* [PROBLEM DETAILS]: In the listing below, locate the lines that hold the string "name". Copy those lines.

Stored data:
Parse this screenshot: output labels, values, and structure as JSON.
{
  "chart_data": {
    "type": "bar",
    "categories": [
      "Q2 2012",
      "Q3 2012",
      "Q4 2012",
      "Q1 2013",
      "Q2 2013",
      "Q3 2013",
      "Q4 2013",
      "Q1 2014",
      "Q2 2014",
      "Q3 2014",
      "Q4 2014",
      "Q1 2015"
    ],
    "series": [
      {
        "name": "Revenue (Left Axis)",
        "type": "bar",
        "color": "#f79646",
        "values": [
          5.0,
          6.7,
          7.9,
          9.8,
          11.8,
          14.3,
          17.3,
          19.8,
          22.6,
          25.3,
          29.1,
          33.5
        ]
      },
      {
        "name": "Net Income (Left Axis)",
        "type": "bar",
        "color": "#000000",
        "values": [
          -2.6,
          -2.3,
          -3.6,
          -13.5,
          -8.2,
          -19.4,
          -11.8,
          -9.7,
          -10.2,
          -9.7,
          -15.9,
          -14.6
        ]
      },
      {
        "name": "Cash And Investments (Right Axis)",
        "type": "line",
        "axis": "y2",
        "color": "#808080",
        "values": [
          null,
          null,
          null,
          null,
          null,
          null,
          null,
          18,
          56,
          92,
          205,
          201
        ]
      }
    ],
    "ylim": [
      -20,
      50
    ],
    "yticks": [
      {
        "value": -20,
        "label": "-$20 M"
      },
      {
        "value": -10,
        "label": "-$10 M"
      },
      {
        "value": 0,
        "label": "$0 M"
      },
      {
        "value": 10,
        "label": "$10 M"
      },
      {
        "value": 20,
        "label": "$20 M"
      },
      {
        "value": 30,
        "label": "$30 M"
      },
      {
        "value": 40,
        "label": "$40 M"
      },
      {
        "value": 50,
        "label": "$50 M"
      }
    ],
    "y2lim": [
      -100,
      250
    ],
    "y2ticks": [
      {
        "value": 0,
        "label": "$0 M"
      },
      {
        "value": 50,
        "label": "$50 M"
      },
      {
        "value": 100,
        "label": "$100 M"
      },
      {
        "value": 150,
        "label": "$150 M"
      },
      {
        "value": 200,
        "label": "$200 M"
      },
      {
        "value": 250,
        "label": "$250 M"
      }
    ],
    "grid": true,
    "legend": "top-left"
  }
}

* [THE SOLUTION]:
        "name": "Revenue (Left Axis)",
        "name": "Net Income (Left Axis)",
        "name": "Cash And Investments (Right Axis)",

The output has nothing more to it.